# Available data start

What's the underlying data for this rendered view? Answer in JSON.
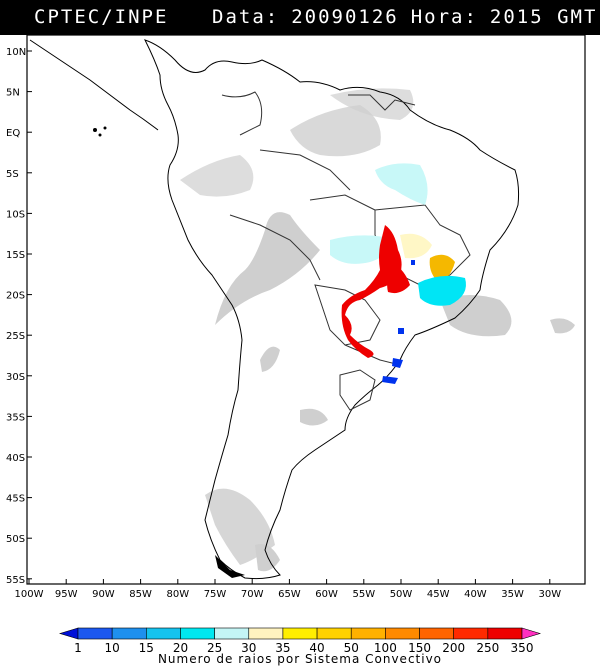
{
  "header": {
    "agency": "CPTEC/INPE",
    "date_label": "Data:",
    "date_value": "20090126",
    "hour_label": "Hora:",
    "hour_value": "2015 GMT"
  },
  "map": {
    "lat_ticks": [
      "10N",
      "5N",
      "EQ",
      "5S",
      "10S",
      "15S",
      "20S",
      "25S",
      "30S",
      "35S",
      "40S",
      "45S",
      "50S",
      "55S"
    ],
    "lon_ticks": [
      "100W",
      "95W",
      "90W",
      "85W",
      "80W",
      "75W",
      "70W",
      "65W",
      "60W",
      "55W",
      "50W",
      "45W",
      "40W",
      "35W",
      "30W"
    ],
    "lat_range": [
      10,
      -55
    ],
    "lon_range": [
      -100,
      -30
    ],
    "colors": {
      "land_border": "#000000",
      "cloud": "#c9c9c9",
      "cyan": "#00e5f5",
      "light_cyan": "#c8f8f8",
      "cream": "#fff7c6",
      "orange": "#f5b800",
      "red": "#ee0000",
      "blue": "#0033ee"
    }
  },
  "legend": {
    "values": [
      "1",
      "10",
      "15",
      "20",
      "25",
      "30",
      "35",
      "40",
      "50",
      "100",
      "150",
      "200",
      "250",
      "350"
    ],
    "colors": [
      "#0010d8",
      "#1c58f0",
      "#1e90ee",
      "#15c3ee",
      "#00e8f0",
      "#c4f5f5",
      "#fff3c0",
      "#ffee00",
      "#ffd200",
      "#ffb100",
      "#ff8a00",
      "#ff6400",
      "#ff2a00",
      "#ee0000",
      "#ff30c0"
    ],
    "caption": "Numero de raios por Sistema Convectivo"
  }
}
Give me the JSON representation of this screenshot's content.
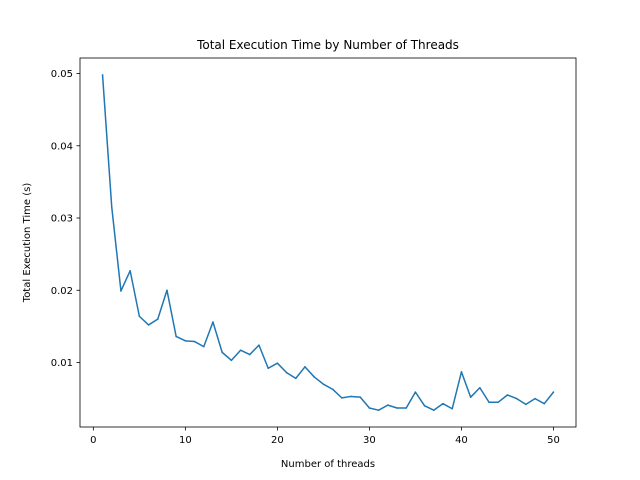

# Available data end

**Given task**
Copy whichever lines in the listing above contain the word "this".

**Expected answer**
What's the underlying data for this rendered view? Answer in JSON.
Give me the JSON representation of this screenshot's content.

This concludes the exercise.